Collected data

<<<<

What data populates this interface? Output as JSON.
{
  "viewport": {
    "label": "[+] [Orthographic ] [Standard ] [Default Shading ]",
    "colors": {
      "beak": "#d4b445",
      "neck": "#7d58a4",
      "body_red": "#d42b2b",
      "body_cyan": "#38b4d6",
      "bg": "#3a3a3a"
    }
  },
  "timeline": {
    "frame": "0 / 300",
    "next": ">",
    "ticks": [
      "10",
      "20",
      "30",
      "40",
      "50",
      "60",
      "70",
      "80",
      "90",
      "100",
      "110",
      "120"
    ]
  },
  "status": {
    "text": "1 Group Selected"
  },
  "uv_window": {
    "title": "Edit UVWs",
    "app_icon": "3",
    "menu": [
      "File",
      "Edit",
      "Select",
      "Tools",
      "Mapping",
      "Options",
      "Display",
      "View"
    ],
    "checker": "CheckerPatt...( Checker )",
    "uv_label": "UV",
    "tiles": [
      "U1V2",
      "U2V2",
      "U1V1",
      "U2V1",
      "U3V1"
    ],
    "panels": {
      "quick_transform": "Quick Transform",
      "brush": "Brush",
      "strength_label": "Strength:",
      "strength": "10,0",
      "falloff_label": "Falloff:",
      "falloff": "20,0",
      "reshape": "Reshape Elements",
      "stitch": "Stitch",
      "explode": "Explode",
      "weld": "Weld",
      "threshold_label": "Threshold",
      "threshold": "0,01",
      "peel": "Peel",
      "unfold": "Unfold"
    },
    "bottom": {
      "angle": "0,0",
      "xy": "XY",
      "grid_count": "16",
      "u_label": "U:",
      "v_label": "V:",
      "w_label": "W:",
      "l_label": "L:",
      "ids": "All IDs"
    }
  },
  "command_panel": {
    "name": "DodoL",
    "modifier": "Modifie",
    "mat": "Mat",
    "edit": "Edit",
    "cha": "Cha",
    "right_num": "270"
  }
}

>>>>

**YOUR OBJECTIVE:**
Every record above needs to be repeated word for word.

**TASK ANSWER:**
What data populates this interface? Output as JSON.
{
  "viewport": {
    "label": "[+] [Orthographic ] [Standard ] [Default Shading ]",
    "colors": {
      "beak": "#d4b445",
      "neck": "#7d58a4",
      "body_red": "#d42b2b",
      "body_cyan": "#38b4d6",
      "bg": "#3a3a3a"
    }
  },
  "timeline": {
    "frame": "0 / 300",
    "next": ">",
    "ticks": [
      "10",
      "20",
      "30",
      "40",
      "50",
      "60",
      "70",
      "80",
      "90",
      "100",
      "110",
      "120"
    ]
  },
  "status": {
    "text": "1 Group Selected"
  },
  "uv_window": {
    "title": "Edit UVWs",
    "app_icon": "3",
    "menu": [
      "File",
      "Edit",
      "Select",
      "Tools",
      "Mapping",
      "Options",
      "Display",
      "View"
    ],
    "checker": "CheckerPatt...( Checker )",
    "uv_label": "UV",
    "tiles": [
      "U1V2",
      "U2V2",
      "U1V1",
      "U2V1",
      "U3V1"
    ],
    "panels": {
      "quick_transform": "Quick Transform",
      "brush": "Brush",
      "strength_label": "Strength:",
      "strength": "10,0",
      "falloff_label": "Falloff:",
      "falloff": "20,0",
      "reshape": "Reshape Elements",
      "stitch": "Stitch",
      "explode": "Explode",
      "weld": "Weld",
      "threshold_label": "Threshold",
      "threshold": "0,01",
      "peel": "Peel",
      "unfold": "Unfold"
    },
    "bottom": {
      "angle": "0,0",
      "xy": "XY",
      "grid_count": "16",
      "u_label": "U:",
      "v_label": "V:",
      "w_label": "W:",
      "l_label": "L:",
      "ids": "All IDs"
    }
  },
  "command_panel": {
    "name": "DodoL",
    "modifier": "Modifie",
    "mat": "Mat",
    "edit": "Edit",
    "cha": "Cha",
    "right_num": "270"
  }
}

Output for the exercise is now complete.